## THE EXERCISE
Take every line from the listing below that includes "PIANTA" and copy it.

## DATA TO PROCESS

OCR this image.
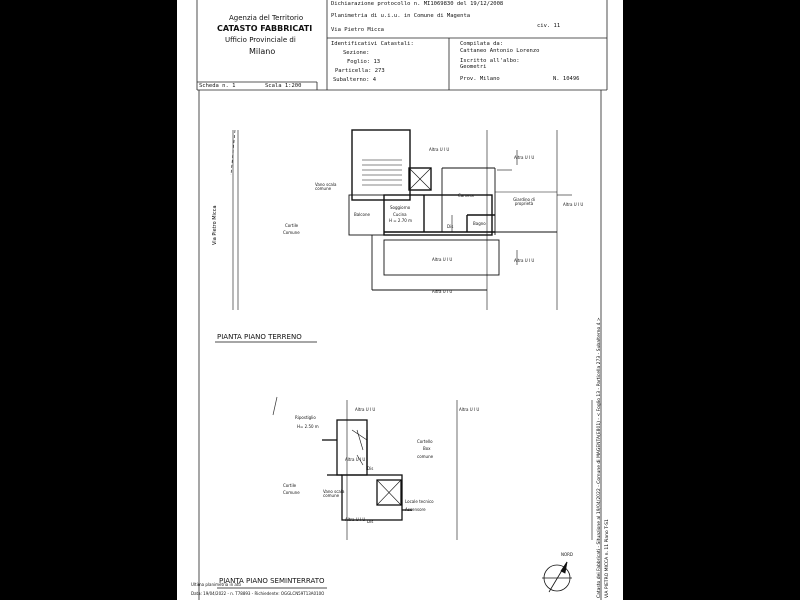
Agenzia del Territorio
CATASTO FABBRICATI
Ufficio Provinciale di
Milano
Dichiarazione protocollo n. MI1069830 del 19/12/2008
Planimetria di u.i.u. in Comune di Magenta
Via Pietro Micca
civ. 11
Identificativi Catastali:
Sezione:
Foglio: 13
Particella: 273
Subalterno: 4
Compilata da:
Cattaneo Antonio Lorenzo
Iscritto all'albo:
Geometri
Prov. Milano	N. 10496
Scheda n. 1	Scala 1:200
Via Pietro Micca
Altra U I U
Altra U I U
Altra U I U
Altra U I U	Altra U I U
Altra U I U
Vano scala comune
Camera
Giardino di proprietà
Balcone
Soggiorno
Cucina
H = 2.70 m
Dis
Bagno
Cortile
Comune
PIANTA PIANO TERRENO
Altra U I U	Altra U I U
Ripostiglio
H= 2.50 m
Cortello
Box
comune
Altra U I U
Dis
Cortile
Comune	Vano scala comune
Locale tecnico
Ascensore
Altra U I U Dis
PIANTA PIANO SEMINTERRATO
NORD
Ultima planimetria in atti
Data: 19/04/2022 - n. T78893 - Richiedente: OGGLCN59T13A010O	Catasto dei Fabbricati - Situazione al 19/04/2022 - Comune di MAGENTA(E801) - < Foglio 13 - Particella 273 - Subalterno 4 > VIA PIETRO MICCA n. 11 Piano T-S1
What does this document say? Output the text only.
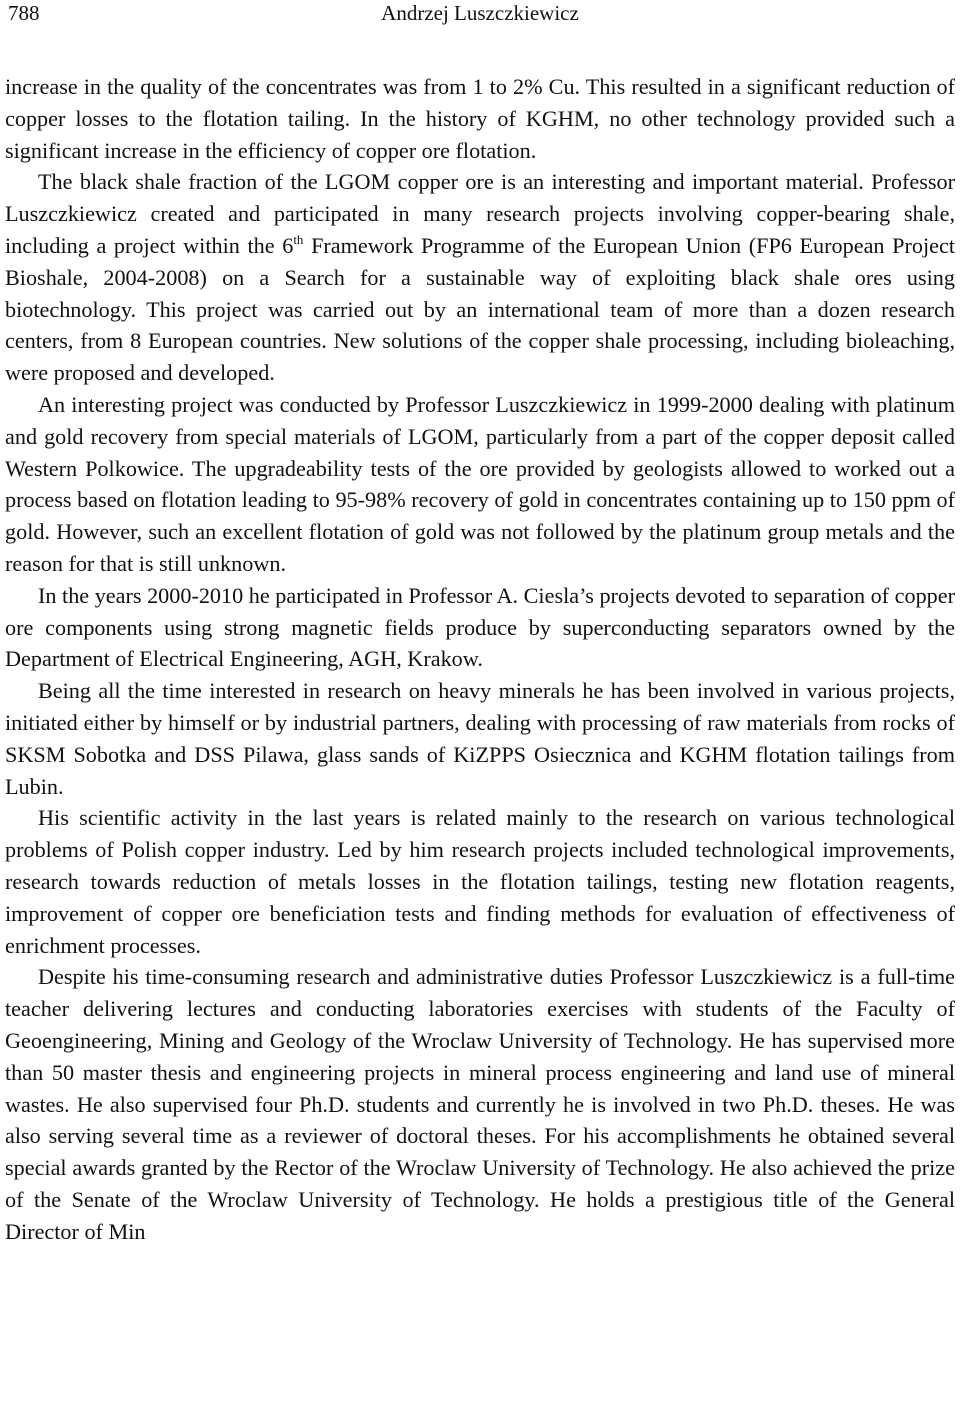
788	Andrzej Luszczkiewicz

increase in the quality of the concentrates was from 1 to 2% Cu. This resulted in a significant reduction of copper losses to the flotation tailing. In the history of KGHM, no other technology provided such a significant increase in the efficiency of copper ore flotation.

The black shale fraction of the LGOM copper ore is an interesting and important material. Professor Luszczkiewicz created and participated in many research projects involving copper-bearing shale, including a project within the 6th Framework Programme of the European Union (FP6 European Project Bioshale, 2004-2008) on a Search for a sustainable way of exploiting black shale ores using biotechnology. This project was carried out by an international team of more than a dozen research centers, from 8 European countries. New solutions of the copper shale processing, including bioleaching, were proposed and developed.

An interesting project was conducted by Professor Luszczkiewicz in 1999-2000 dealing with platinum and gold recovery from special materials of LGOM, particularly from a part of the copper deposit called Western Polkowice. The upgradeability tests of the ore provided by geologists allowed to worked out a process based on flotation leading to 95-98% recovery of gold in concentrates containing up to 150 ppm of gold. However, such an excellent flotation of gold was not followed by the platinum group metals and the reason for that is still unknown.

In the years 2000-2010 he participated in Professor A. Ciesla’s projects devoted to separation of copper ore components using strong magnetic fields produce by superconducting separators owned by the Department of Electrical Engineering, AGH, Krakow.

Being all the time interested in research on heavy minerals he has been involved in various projects, initiated either by himself or by industrial partners, dealing with processing of raw materials from rocks of SKSM Sobotka and DSS Pilawa, glass sands of KiZPPS Osiecznica and KGHM flotation tailings from Lubin.

His scientific activity in the last years is related mainly to the research on various technological problems of Polish copper industry. Led by him research projects included technological improvements, research towards reduction of metals losses in the flotation tailings, testing new flotation reagents, improvement of copper ore beneficiation tests and finding methods for evaluation of effectiveness of enrichment processes.

Despite his time-consuming research and administrative duties Professor Luszczkiewicz is a full-time teacher delivering lectures and conducting laboratories exercises with students of the Faculty of Geoengineering, Mining and Geology of the Wroclaw University of Technology. He has supervised more than 50 master thesis and engineering projects in mineral process engineering and land use of mineral wastes. He also supervised four Ph.D. students and currently he is involved in two Ph.D. theses. He was also serving several time as a reviewer of doctoral theses. For his accomplishments he obtained several special awards granted by the Rector of the Wroclaw University of Technology. He also achieved the prize of the Senate of the Wroclaw University of Technology. He holds a prestigious title of the General Director of Min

## TASK ANSWER
PIANTA PIANO TERRENO
PIANTA PIANO SEMINTERRATO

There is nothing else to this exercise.